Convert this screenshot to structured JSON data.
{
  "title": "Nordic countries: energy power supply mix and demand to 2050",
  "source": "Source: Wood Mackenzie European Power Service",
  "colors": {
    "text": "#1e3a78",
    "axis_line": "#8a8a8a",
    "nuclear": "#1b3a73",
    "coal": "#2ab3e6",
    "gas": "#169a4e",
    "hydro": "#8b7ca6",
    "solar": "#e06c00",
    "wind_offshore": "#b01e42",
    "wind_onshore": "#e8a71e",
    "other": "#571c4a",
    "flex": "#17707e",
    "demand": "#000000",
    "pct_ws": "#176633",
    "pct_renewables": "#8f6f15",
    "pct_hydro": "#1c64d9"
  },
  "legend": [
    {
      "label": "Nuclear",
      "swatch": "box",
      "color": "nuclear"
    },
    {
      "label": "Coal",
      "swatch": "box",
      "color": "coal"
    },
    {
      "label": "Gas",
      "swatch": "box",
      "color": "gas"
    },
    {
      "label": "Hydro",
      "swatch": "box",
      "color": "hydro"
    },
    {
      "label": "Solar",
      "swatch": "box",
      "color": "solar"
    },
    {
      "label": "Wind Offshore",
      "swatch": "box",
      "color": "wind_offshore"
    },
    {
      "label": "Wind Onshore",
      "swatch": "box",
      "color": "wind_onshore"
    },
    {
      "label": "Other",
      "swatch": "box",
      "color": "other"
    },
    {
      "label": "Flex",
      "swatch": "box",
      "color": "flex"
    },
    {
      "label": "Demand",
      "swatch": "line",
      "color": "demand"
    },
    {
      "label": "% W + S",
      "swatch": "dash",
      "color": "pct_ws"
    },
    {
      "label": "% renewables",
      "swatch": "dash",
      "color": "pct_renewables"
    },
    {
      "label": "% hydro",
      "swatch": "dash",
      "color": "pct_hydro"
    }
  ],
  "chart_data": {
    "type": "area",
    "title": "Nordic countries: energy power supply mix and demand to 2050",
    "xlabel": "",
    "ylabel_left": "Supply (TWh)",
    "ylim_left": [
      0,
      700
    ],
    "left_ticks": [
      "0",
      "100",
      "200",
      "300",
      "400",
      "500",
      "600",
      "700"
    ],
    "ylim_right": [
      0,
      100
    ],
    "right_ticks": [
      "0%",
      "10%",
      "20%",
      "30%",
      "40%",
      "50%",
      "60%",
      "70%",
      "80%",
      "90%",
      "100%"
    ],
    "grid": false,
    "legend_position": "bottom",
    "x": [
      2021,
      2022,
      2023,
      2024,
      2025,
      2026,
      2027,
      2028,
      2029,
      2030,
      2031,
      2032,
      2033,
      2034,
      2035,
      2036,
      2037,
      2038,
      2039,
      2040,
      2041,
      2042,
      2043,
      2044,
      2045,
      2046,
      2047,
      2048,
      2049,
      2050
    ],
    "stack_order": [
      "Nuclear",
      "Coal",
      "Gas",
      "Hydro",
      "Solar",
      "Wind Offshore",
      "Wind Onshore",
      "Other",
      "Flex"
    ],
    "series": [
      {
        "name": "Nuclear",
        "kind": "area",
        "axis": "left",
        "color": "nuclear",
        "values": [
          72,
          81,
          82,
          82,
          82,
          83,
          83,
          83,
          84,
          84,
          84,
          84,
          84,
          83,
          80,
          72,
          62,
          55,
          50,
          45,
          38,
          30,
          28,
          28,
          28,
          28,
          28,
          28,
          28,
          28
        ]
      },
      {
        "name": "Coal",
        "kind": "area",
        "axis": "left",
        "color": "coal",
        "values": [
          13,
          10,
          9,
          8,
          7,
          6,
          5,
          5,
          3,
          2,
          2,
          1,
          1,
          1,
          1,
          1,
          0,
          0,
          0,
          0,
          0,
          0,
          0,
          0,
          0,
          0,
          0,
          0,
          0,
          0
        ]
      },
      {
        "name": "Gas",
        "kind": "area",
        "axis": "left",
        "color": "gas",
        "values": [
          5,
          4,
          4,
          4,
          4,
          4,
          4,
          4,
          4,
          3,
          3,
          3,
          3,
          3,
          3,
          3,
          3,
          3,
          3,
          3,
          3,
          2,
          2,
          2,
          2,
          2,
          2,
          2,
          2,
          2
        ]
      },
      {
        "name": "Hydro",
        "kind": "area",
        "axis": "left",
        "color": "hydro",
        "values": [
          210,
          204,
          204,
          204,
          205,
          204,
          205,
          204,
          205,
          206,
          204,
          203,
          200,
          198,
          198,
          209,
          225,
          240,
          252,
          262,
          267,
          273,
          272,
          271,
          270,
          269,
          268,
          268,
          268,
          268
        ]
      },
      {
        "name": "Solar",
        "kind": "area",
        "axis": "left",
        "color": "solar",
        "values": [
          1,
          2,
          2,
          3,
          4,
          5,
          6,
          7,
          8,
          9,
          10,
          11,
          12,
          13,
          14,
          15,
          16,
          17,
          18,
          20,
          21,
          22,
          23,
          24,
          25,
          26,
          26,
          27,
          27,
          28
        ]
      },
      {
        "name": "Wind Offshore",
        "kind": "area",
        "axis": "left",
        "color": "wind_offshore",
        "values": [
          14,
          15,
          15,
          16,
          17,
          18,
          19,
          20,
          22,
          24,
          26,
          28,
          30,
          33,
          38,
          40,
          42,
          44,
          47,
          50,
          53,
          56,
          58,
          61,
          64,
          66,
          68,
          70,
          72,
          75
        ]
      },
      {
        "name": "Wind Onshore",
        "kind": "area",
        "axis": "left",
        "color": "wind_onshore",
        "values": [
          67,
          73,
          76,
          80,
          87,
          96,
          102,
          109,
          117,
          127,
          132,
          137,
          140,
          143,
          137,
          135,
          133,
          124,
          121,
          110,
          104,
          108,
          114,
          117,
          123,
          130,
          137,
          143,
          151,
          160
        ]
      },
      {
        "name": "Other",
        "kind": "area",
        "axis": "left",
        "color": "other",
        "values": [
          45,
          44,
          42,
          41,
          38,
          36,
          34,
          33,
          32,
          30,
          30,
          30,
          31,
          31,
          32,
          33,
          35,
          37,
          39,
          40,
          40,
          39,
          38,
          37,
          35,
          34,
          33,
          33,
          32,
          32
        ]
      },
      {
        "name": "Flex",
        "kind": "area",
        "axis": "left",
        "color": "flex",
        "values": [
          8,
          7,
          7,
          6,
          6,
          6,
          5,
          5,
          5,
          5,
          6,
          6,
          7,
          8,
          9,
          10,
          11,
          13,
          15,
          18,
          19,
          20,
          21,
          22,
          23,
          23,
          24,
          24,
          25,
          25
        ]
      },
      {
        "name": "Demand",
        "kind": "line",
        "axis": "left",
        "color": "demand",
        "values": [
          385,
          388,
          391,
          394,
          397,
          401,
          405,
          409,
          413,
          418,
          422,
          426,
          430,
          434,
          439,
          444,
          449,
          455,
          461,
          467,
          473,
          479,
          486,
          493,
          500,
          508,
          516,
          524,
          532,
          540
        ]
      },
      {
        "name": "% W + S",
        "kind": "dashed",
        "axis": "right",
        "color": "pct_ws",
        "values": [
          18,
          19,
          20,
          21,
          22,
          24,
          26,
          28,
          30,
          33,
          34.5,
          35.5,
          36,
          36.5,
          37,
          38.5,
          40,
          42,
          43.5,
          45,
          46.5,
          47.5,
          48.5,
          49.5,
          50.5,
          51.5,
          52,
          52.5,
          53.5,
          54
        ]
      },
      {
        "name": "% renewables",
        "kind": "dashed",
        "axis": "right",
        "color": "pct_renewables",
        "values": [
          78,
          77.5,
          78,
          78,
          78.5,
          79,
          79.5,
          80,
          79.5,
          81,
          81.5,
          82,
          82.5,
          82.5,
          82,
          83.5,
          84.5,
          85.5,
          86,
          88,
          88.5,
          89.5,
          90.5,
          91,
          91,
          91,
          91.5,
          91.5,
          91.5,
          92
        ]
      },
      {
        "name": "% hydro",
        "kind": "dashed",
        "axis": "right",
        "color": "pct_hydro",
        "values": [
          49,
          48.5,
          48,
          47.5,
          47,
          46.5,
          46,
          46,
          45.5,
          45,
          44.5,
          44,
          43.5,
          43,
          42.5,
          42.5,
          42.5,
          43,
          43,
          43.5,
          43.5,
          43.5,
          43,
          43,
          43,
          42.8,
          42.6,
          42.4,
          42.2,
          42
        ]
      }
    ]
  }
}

· · · · · · ·

- [Stated goal]:
Gather up every line in the data above that contains the word "countries", copying each one.

- [Solution]:
  "title": "Nordic countries: energy power supply mix and demand to 2050",
    "title": "Nordic countries: energy power supply mix and demand to 2050",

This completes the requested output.